━━ Data to process ━━

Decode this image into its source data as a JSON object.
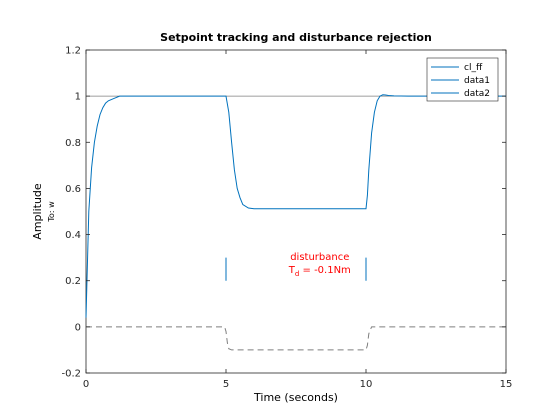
{
  "chart_data": {
    "type": "line",
    "title": "Setpoint tracking and disturbance rejection",
    "xlabel": "Time (seconds)",
    "ylabel": "Amplitude",
    "ylabel_sub": "To: w",
    "xlim": [
      0,
      15
    ],
    "ylim": [
      -0.2,
      1.2
    ],
    "xticks": [
      "0",
      "5",
      "10",
      "15"
    ],
    "yticks": [
      "-0.2",
      "0",
      "0.2",
      "0.4",
      "0.6",
      "0.8",
      "1",
      "1.2"
    ],
    "grid": false,
    "legend_position": "top-right",
    "legend": [
      "cl_ff",
      "data1",
      "data2"
    ],
    "colors": {
      "series": "#0072bd",
      "reference": "#7f7f7f",
      "annotation": "#ff0000"
    },
    "series": [
      {
        "name": "cl_ff",
        "style": "solid",
        "x": [
          0,
          0.1,
          0.2,
          0.3,
          0.4,
          0.5,
          0.6,
          0.7,
          0.8,
          1.0,
          1.2,
          1.5,
          2.0,
          3.0,
          4.0,
          4.95,
          5.0,
          5.1,
          5.2,
          5.3,
          5.4,
          5.5,
          5.6,
          5.8,
          6.0,
          6.5,
          7.0,
          8.0,
          9.0,
          9.95,
          10.0,
          10.05,
          10.1,
          10.2,
          10.3,
          10.4,
          10.5,
          10.6,
          10.7,
          10.8,
          11.0,
          11.5,
          12.0,
          13.0,
          14.0,
          15.0
        ],
        "y": [
          0.04,
          0.5,
          0.69,
          0.8,
          0.87,
          0.92,
          0.95,
          0.97,
          0.98,
          0.99,
          1.0,
          1.0,
          1.0,
          1.0,
          1.0,
          1.0,
          1.0,
          0.93,
          0.8,
          0.68,
          0.6,
          0.56,
          0.53,
          0.515,
          0.512,
          0.512,
          0.512,
          0.512,
          0.512,
          0.512,
          0.512,
          0.57,
          0.68,
          0.84,
          0.93,
          0.98,
          1.0,
          1.006,
          1.005,
          1.003,
          1.001,
          1.0,
          1.0,
          1.0,
          1.0,
          1.0
        ]
      },
      {
        "name": "data1",
        "style": "solid",
        "x": [
          0,
          15
        ],
        "y": [
          1,
          1
        ]
      },
      {
        "name": "data2",
        "style": "dashed",
        "x": [
          0,
          4.95,
          5.0,
          5.05,
          5.1,
          5.2,
          10.0,
          10.05,
          10.1,
          10.2,
          15.0
        ],
        "y": [
          0,
          0,
          -0.02,
          -0.07,
          -0.095,
          -0.1,
          -0.1,
          -0.08,
          -0.03,
          0,
          0
        ]
      }
    ],
    "markers": [
      {
        "x": 5,
        "y_range": [
          0.2,
          0.3
        ]
      },
      {
        "x": 10,
        "y_range": [
          0.2,
          0.3
        ]
      }
    ],
    "annotation": {
      "line1": "disturbance",
      "line2_main": "T",
      "line2_sub": "d",
      "line2_rest": " = -0.1Nm",
      "x": 8.35,
      "y": 0.29
    }
  }
}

━━━

What the exercise asks.
Working from the material above, transcribe it exactly while omitting pictures.

Written answer.
Decode this image into its source data as a JSON object.
{
  "chart_data": {
    "type": "line",
    "title": "Setpoint tracking and disturbance rejection",
    "xlabel": "Time (seconds)",
    "ylabel": "Amplitude",
    "ylabel_sub": "To: w",
    "xlim": [
      0,
      15
    ],
    "ylim": [
      -0.2,
      1.2
    ],
    "xticks": [
      "0",
      "5",
      "10",
      "15"
    ],
    "yticks": [
      "-0.2",
      "0",
      "0.2",
      "0.4",
      "0.6",
      "0.8",
      "1",
      "1.2"
    ],
    "grid": false,
    "legend_position": "top-right",
    "legend": [
      "cl_ff",
      "data1",
      "data2"
    ],
    "colors": {
      "series": "#0072bd",
      "reference": "#7f7f7f",
      "annotation": "#ff0000"
    },
    "series": [
      {
        "name": "cl_ff",
        "style": "solid",
        "x": [
          0,
          0.1,
          0.2,
          0.3,
          0.4,
          0.5,
          0.6,
          0.7,
          0.8,
          1.0,
          1.2,
          1.5,
          2.0,
          3.0,
          4.0,
          4.95,
          5.0,
          5.1,
          5.2,
          5.3,
          5.4,
          5.5,
          5.6,
          5.8,
          6.0,
          6.5,
          7.0,
          8.0,
          9.0,
          9.95,
          10.0,
          10.05,
          10.1,
          10.2,
          10.3,
          10.4,
          10.5,
          10.6,
          10.7,
          10.8,
          11.0,
          11.5,
          12.0,
          13.0,
          14.0,
          15.0
        ],
        "y": [
          0.04,
          0.5,
          0.69,
          0.8,
          0.87,
          0.92,
          0.95,
          0.97,
          0.98,
          0.99,
          1.0,
          1.0,
          1.0,
          1.0,
          1.0,
          1.0,
          1.0,
          0.93,
          0.8,
          0.68,
          0.6,
          0.56,
          0.53,
          0.515,
          0.512,
          0.512,
          0.512,
          0.512,
          0.512,
          0.512,
          0.512,
          0.57,
          0.68,
          0.84,
          0.93,
          0.98,
          1.0,
          1.006,
          1.005,
          1.003,
          1.001,
          1.0,
          1.0,
          1.0,
          1.0,
          1.0
        ]
      },
      {
        "name": "data1",
        "style": "solid",
        "x": [
          0,
          15
        ],
        "y": [
          1,
          1
        ]
      },
      {
        "name": "data2",
        "style": "dashed",
        "x": [
          0,
          4.95,
          5.0,
          5.05,
          5.1,
          5.2,
          10.0,
          10.05,
          10.1,
          10.2,
          15.0
        ],
        "y": [
          0,
          0,
          -0.02,
          -0.07,
          -0.095,
          -0.1,
          -0.1,
          -0.08,
          -0.03,
          0,
          0
        ]
      }
    ],
    "markers": [
      {
        "x": 5,
        "y_range": [
          0.2,
          0.3
        ]
      },
      {
        "x": 10,
        "y_range": [
          0.2,
          0.3
        ]
      }
    ],
    "annotation": {
      "line1": "disturbance",
      "line2_main": "T",
      "line2_sub": "d",
      "line2_rest": " = -0.1Nm",
      "x": 8.35,
      "y": 0.29
    }
  }
}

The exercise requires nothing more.